#### [REQUIRED WORK]
Convert the lines starting with the line that contains "Localize all elements." and going on through the line that contains "views-button[interactable]: ▾ <box>199" into a Markdown table with two columns, Number and Text: give each line its row number under Number and the line itself under Text, and omit blank lines.

#### [MATERIAL TO PROCESS]
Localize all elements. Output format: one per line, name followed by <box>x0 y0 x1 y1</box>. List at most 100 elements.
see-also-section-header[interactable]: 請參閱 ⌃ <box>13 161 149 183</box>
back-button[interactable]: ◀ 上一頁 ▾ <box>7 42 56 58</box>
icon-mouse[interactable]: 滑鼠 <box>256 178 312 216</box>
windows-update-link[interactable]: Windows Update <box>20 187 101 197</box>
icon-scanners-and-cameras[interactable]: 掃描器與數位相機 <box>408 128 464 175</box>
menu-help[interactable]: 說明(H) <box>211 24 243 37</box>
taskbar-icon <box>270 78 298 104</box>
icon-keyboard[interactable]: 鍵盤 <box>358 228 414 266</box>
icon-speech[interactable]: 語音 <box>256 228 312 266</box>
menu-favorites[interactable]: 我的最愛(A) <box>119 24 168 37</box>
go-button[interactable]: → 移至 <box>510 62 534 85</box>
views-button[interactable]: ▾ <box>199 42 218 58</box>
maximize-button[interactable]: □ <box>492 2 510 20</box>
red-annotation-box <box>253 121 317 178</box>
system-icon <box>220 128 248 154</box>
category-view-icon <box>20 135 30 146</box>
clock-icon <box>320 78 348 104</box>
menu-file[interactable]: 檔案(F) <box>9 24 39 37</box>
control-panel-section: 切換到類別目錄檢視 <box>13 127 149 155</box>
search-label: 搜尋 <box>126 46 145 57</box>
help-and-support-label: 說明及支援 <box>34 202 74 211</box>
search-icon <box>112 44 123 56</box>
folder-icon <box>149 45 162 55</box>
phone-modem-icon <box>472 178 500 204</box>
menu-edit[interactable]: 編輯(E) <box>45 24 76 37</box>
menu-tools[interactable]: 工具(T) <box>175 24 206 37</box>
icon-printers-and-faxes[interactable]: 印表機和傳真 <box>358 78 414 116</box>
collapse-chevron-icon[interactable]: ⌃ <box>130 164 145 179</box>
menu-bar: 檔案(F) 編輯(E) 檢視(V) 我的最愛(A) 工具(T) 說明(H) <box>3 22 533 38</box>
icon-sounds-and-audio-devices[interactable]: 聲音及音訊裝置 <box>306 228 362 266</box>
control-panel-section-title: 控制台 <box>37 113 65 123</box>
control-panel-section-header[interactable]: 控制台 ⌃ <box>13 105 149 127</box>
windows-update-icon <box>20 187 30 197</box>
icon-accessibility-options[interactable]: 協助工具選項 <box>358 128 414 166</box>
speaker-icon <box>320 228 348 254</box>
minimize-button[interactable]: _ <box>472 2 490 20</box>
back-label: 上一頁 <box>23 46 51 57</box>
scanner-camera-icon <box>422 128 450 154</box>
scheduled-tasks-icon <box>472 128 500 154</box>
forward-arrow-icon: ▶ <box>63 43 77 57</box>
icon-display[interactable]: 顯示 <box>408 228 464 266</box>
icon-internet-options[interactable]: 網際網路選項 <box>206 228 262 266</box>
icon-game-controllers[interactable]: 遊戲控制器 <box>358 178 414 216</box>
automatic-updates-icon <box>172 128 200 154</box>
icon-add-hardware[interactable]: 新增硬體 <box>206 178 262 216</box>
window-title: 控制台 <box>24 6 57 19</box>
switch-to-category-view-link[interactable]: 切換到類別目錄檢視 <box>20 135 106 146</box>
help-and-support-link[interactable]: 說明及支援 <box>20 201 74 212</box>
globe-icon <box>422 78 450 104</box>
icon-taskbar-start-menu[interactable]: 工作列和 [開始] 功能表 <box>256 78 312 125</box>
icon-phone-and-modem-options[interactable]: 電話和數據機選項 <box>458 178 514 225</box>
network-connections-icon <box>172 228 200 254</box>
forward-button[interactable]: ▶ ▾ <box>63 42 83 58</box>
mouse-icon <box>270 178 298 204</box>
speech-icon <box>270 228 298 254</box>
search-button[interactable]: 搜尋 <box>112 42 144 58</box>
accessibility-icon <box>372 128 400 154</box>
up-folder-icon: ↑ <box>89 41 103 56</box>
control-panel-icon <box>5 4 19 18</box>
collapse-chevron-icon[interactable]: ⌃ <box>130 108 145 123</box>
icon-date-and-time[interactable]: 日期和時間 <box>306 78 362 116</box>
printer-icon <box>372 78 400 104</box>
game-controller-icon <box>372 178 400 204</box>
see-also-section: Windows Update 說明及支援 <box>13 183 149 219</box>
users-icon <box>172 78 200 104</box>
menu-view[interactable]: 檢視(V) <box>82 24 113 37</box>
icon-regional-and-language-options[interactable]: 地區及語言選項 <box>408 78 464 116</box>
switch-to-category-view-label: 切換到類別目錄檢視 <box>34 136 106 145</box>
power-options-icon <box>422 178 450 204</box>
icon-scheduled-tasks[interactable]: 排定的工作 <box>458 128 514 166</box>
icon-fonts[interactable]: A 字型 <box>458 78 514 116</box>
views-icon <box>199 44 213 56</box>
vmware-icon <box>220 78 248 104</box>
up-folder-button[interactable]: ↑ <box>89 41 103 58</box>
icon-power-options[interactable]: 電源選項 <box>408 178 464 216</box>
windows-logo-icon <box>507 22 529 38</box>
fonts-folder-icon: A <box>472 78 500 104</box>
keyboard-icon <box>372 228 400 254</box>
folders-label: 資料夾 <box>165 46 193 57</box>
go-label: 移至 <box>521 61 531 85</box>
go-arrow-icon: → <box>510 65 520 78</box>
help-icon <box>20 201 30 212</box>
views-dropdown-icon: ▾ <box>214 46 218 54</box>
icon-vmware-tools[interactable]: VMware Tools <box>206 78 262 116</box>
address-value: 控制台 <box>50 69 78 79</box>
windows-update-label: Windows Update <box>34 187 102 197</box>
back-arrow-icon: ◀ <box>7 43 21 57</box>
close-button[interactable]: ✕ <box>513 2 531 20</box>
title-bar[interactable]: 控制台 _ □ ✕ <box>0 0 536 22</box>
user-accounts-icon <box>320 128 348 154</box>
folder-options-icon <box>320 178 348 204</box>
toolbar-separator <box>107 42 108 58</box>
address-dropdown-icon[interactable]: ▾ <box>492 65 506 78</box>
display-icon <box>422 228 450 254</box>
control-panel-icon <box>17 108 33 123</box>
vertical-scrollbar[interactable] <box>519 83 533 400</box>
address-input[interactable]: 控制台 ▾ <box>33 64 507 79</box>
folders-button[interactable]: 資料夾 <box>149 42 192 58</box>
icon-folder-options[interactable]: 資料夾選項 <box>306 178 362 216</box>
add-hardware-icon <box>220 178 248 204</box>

--

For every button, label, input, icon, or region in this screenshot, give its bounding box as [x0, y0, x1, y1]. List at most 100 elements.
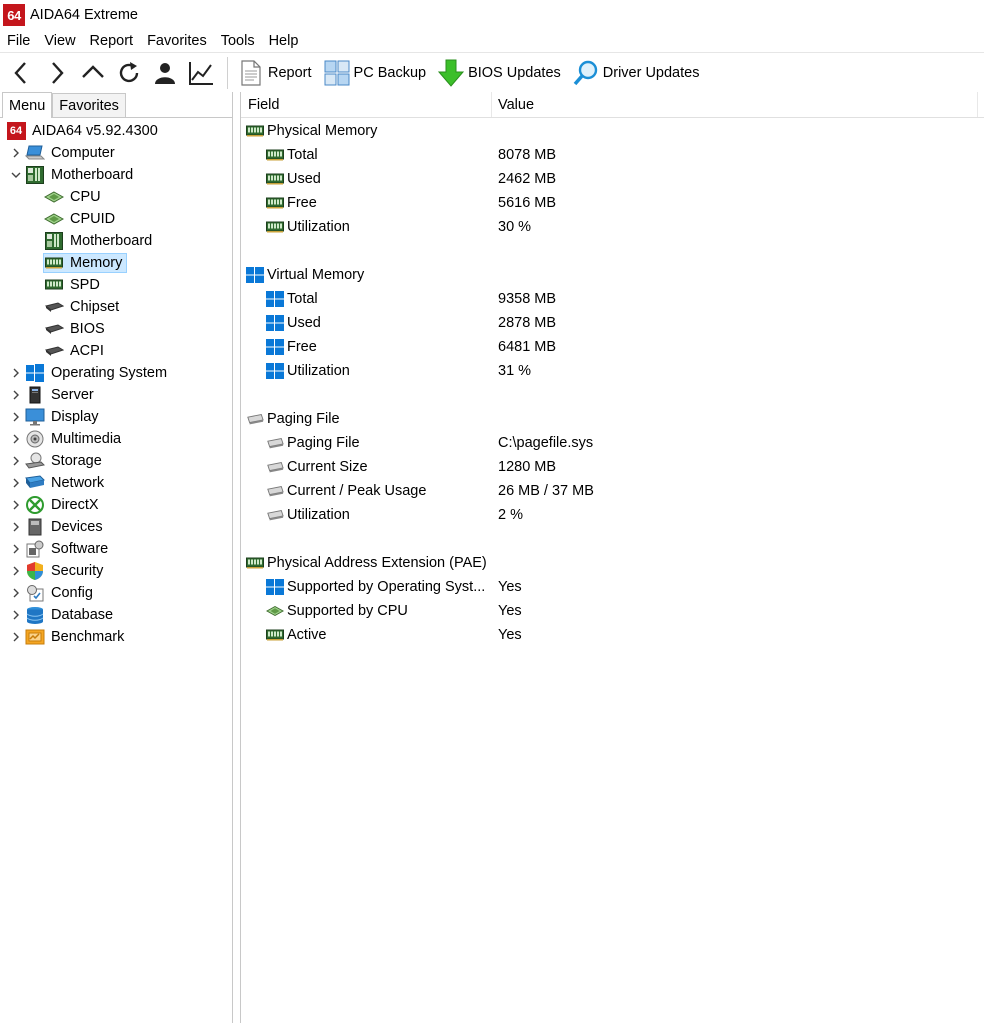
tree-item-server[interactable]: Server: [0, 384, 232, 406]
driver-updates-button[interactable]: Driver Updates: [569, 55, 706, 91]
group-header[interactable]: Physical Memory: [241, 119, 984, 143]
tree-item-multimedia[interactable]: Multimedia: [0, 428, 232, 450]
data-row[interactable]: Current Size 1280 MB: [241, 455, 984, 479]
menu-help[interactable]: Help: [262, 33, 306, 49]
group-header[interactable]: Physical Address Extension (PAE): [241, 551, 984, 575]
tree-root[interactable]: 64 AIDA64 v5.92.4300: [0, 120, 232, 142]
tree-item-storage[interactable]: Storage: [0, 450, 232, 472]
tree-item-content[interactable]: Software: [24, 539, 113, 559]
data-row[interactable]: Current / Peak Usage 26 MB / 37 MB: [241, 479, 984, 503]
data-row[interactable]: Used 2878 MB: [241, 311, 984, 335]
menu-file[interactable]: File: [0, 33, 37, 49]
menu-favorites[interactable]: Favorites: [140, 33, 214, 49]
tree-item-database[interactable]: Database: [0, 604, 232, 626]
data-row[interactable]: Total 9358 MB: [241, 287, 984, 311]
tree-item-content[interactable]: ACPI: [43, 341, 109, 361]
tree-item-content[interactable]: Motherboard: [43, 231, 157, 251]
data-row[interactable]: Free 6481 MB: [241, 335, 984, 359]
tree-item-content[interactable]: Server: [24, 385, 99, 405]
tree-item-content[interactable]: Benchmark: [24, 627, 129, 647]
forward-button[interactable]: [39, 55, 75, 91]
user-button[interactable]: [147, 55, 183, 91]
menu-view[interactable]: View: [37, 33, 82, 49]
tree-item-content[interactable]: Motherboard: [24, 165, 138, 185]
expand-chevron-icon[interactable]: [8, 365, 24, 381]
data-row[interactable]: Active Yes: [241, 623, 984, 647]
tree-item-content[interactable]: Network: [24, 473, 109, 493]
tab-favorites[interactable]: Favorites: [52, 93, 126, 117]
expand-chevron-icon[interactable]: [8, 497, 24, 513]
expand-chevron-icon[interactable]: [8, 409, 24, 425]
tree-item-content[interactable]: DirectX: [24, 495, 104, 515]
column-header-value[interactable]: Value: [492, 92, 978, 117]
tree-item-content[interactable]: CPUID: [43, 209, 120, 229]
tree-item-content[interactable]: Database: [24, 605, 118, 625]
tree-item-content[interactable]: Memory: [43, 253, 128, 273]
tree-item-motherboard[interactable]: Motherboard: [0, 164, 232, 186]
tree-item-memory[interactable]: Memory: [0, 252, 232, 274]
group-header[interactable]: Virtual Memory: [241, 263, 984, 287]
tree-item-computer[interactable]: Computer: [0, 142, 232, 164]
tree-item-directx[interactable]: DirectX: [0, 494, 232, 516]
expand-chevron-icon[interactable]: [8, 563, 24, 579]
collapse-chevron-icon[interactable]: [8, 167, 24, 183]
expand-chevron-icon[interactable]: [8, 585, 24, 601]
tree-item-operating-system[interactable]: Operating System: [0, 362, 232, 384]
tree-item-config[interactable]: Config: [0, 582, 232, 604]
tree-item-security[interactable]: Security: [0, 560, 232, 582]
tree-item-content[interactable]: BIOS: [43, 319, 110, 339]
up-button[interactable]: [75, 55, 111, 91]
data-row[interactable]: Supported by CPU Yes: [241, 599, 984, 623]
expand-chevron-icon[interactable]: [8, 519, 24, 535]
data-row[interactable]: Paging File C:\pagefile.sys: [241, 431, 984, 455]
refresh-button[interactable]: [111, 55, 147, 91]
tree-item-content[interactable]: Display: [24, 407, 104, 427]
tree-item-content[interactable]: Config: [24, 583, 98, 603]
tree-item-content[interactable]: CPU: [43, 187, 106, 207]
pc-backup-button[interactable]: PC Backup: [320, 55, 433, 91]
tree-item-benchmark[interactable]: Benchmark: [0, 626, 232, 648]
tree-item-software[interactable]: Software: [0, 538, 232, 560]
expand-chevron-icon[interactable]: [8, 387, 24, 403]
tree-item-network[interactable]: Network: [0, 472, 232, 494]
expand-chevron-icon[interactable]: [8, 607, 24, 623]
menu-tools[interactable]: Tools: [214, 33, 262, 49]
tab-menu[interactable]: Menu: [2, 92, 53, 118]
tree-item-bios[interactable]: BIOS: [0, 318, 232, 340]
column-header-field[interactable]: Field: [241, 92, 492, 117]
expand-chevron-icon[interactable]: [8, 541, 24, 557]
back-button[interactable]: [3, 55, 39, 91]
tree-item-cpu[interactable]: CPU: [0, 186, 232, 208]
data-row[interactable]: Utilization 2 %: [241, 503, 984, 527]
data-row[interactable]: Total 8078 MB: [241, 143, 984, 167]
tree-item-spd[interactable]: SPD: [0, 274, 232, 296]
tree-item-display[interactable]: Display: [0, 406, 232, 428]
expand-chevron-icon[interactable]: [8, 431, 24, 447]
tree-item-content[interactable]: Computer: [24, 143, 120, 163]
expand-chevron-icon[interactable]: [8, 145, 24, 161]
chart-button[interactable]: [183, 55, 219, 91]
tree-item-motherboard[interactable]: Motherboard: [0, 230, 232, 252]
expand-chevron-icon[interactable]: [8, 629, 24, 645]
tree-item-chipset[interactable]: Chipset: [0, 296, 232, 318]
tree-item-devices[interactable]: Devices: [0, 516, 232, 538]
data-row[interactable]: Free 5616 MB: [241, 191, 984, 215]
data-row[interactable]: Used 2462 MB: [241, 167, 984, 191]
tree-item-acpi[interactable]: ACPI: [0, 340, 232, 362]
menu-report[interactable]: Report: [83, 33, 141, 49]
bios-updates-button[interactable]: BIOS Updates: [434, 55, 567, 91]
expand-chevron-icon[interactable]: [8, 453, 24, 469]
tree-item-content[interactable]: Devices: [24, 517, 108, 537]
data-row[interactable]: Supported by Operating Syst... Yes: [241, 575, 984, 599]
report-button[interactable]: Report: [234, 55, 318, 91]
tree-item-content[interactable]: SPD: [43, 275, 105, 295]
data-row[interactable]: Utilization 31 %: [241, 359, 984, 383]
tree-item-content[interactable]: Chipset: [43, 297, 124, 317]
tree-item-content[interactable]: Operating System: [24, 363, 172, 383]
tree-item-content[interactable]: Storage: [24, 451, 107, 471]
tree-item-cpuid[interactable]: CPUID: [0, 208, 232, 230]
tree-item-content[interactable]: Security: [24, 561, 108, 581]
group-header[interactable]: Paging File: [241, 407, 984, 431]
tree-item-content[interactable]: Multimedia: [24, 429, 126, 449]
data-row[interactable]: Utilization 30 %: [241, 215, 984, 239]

#### [WRITTEN SOLUTION]
| Number | Text |
|---|---|
| 1 | Localize all elements. Output format: one per line, name followed by <box>x0 y0 x1 y1</box>. List at most 100 elements. |
| 2 | see-also-section-header[interactable]: 請參閱 ⌃ <box>13 161 149 183</box> |
| 3 | back-button[interactable]: ◀ 上一頁 ▾ <box>7 42 56 58</box> |
| 4 | icon-mouse[interactable]: 滑鼠 <box>256 178 312 216</box> |
| 5 | windows-update-link[interactable]: Windows Update <box>20 187 101 197</box> |
| 6 | icon-scanners-and-cameras[interactable]: 掃描器與數位相機 <box>408 128 464 175</box> |
| 7 | menu-help[interactable]: 說明(H) <box>211 24 243 37</box> |
| 8 | taskbar-icon <box>270 78 298 104</box> |
| 9 | icon-keyboard[interactable]: 鍵盤 <box>358 228 414 266</box> |
| 10 | icon-speech[interactable]: 語音 <box>256 228 312 266</box> |
| 11 | menu-favorites[interactable]: 我的最愛(A) <box>119 24 168 37</box> |
| 12 | go-button[interactable]: → 移至 <box>510 62 534 85</box> |
| 13 | views-button[interactable]: ▾ <box>199 42 218 58</box> |